▸ Request
Restate each line of the listing exactly, without carrying over any pictures.
Start
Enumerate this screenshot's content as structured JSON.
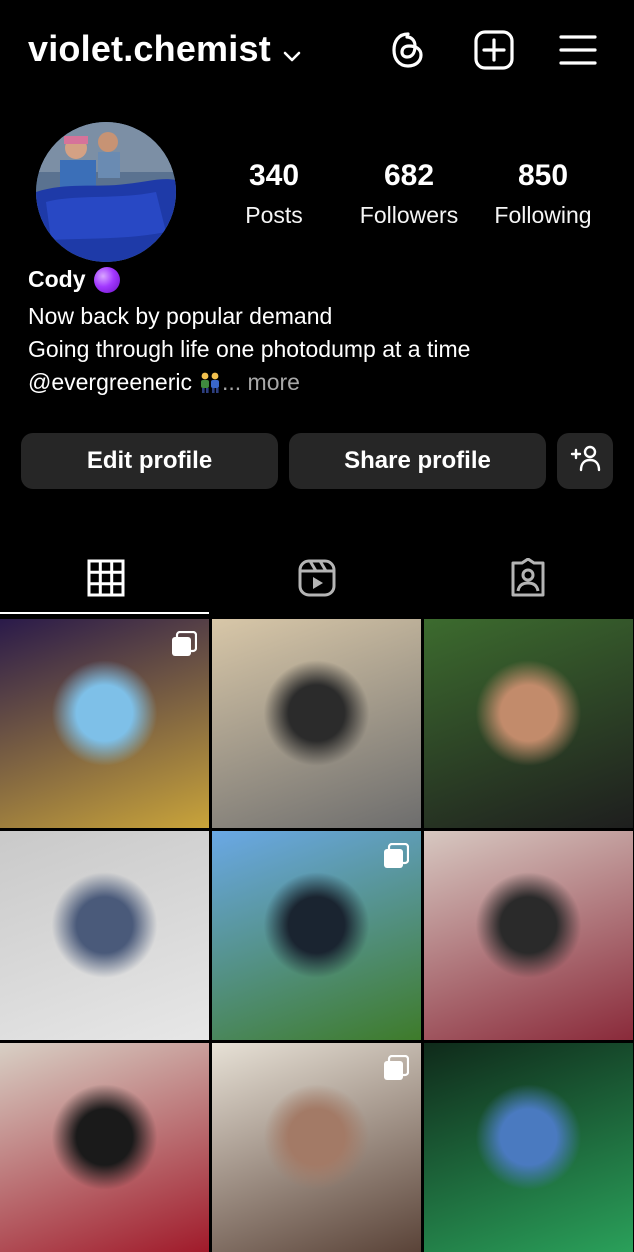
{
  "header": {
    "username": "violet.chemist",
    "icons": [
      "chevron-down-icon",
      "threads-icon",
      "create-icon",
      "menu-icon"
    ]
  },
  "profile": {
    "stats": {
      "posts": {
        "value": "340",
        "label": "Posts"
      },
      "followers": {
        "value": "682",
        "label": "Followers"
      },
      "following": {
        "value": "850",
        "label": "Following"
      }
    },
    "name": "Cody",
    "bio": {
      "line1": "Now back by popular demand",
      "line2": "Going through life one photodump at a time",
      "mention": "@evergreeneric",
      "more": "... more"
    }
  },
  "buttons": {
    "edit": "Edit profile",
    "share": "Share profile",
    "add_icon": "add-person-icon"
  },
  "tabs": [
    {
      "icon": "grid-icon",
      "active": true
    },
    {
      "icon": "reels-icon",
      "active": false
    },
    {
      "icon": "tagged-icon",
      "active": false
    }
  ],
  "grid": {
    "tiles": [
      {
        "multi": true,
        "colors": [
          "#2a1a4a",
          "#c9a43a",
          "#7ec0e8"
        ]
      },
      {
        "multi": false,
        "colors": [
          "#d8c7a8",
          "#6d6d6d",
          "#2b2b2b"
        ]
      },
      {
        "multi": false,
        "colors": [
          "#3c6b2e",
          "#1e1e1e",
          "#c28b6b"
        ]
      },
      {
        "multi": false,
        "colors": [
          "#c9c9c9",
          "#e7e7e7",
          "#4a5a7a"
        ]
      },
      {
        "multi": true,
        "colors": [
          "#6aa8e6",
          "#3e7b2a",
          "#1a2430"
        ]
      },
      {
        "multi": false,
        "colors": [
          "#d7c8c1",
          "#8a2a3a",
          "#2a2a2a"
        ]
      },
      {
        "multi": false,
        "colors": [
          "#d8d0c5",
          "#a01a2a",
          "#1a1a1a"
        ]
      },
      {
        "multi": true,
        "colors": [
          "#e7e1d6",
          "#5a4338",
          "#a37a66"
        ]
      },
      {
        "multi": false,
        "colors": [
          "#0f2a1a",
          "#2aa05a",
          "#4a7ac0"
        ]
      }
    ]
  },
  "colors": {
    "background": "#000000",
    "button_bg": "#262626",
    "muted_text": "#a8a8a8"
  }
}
End
▸ Answer below
Enumerate this screenshot's content as structured JSON.
{
  "header": {
    "username": "violet.chemist",
    "icons": [
      "chevron-down-icon",
      "threads-icon",
      "create-icon",
      "menu-icon"
    ]
  },
  "profile": {
    "stats": {
      "posts": {
        "value": "340",
        "label": "Posts"
      },
      "followers": {
        "value": "682",
        "label": "Followers"
      },
      "following": {
        "value": "850",
        "label": "Following"
      }
    },
    "name": "Cody",
    "bio": {
      "line1": "Now back by popular demand",
      "line2": "Going through life one photodump at a time",
      "mention": "@evergreeneric",
      "more": "... more"
    }
  },
  "buttons": {
    "edit": "Edit profile",
    "share": "Share profile",
    "add_icon": "add-person-icon"
  },
  "tabs": [
    {
      "icon": "grid-icon",
      "active": true
    },
    {
      "icon": "reels-icon",
      "active": false
    },
    {
      "icon": "tagged-icon",
      "active": false
    }
  ],
  "grid": {
    "tiles": [
      {
        "multi": true,
        "colors": [
          "#2a1a4a",
          "#c9a43a",
          "#7ec0e8"
        ]
      },
      {
        "multi": false,
        "colors": [
          "#d8c7a8",
          "#6d6d6d",
          "#2b2b2b"
        ]
      },
      {
        "multi": false,
        "colors": [
          "#3c6b2e",
          "#1e1e1e",
          "#c28b6b"
        ]
      },
      {
        "multi": false,
        "colors": [
          "#c9c9c9",
          "#e7e7e7",
          "#4a5a7a"
        ]
      },
      {
        "multi": true,
        "colors": [
          "#6aa8e6",
          "#3e7b2a",
          "#1a2430"
        ]
      },
      {
        "multi": false,
        "colors": [
          "#d7c8c1",
          "#8a2a3a",
          "#2a2a2a"
        ]
      },
      {
        "multi": false,
        "colors": [
          "#d8d0c5",
          "#a01a2a",
          "#1a1a1a"
        ]
      },
      {
        "multi": true,
        "colors": [
          "#e7e1d6",
          "#5a4338",
          "#a37a66"
        ]
      },
      {
        "multi": false,
        "colors": [
          "#0f2a1a",
          "#2aa05a",
          "#4a7ac0"
        ]
      }
    ]
  },
  "colors": {
    "background": "#000000",
    "button_bg": "#262626",
    "muted_text": "#a8a8a8"
  }
}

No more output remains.